The records below are split into lines. How many of those lines contain the string "就労支援事業"? Reply with the number only.

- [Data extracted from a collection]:
>>>
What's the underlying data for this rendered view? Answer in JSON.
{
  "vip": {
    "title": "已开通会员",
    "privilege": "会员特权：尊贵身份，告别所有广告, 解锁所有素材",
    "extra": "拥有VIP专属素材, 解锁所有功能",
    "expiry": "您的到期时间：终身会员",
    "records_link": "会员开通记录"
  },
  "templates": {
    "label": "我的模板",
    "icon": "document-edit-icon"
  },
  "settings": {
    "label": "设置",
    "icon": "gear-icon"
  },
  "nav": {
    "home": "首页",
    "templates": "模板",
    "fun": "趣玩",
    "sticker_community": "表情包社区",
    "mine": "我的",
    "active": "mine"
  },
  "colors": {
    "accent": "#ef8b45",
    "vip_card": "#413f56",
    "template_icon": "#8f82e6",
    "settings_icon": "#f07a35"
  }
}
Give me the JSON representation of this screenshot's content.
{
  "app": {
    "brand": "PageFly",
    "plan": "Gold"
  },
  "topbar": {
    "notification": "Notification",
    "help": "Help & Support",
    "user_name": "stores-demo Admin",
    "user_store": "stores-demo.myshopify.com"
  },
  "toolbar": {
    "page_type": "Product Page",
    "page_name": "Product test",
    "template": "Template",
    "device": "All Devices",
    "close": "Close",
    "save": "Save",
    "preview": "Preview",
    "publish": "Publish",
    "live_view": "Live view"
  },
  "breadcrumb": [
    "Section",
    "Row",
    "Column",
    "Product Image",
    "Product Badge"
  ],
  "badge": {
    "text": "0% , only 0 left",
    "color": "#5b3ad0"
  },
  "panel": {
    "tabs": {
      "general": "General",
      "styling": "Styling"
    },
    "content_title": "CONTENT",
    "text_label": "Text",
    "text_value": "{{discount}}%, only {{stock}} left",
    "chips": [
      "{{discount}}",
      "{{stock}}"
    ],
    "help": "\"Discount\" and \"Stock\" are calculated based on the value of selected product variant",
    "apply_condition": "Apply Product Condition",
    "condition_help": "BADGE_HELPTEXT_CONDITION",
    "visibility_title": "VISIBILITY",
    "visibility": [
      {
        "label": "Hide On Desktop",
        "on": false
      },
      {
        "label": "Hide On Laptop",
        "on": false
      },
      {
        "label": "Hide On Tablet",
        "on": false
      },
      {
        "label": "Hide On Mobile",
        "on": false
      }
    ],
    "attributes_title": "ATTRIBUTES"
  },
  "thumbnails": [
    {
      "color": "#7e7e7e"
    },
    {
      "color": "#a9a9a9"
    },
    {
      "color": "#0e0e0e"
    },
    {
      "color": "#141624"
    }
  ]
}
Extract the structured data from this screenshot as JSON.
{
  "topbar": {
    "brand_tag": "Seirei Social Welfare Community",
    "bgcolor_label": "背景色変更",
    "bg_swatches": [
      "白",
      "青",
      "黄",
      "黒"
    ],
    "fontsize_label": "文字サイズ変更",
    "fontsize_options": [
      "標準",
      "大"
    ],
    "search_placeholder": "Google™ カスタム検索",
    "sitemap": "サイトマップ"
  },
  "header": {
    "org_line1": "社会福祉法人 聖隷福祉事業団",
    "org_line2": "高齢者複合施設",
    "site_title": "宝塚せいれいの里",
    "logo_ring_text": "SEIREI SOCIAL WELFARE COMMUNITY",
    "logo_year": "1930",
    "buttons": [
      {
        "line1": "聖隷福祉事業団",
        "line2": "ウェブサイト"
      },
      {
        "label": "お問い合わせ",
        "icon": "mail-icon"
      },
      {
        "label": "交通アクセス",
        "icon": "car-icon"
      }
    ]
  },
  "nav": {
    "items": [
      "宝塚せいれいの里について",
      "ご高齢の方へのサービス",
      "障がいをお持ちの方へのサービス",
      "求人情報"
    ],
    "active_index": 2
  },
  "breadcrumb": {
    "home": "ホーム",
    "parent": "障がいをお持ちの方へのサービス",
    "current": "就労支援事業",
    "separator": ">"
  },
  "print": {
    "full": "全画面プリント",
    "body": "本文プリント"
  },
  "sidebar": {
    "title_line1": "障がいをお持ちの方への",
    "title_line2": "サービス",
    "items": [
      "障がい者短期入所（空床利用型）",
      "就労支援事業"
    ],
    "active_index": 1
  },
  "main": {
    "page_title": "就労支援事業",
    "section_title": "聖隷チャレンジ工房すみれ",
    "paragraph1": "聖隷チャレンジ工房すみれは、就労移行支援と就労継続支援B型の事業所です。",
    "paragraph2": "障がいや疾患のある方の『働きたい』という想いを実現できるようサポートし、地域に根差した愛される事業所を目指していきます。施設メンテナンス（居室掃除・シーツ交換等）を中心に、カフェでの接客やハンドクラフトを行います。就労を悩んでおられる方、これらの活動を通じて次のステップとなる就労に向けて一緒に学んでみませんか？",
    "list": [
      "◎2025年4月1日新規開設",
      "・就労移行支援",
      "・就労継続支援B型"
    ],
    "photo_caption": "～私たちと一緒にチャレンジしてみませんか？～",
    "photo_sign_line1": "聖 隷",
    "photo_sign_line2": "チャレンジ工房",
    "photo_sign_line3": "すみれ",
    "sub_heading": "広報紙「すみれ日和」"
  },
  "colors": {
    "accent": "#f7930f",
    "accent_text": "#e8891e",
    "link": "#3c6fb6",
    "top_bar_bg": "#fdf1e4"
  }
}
<<<
- [Task answer]: 3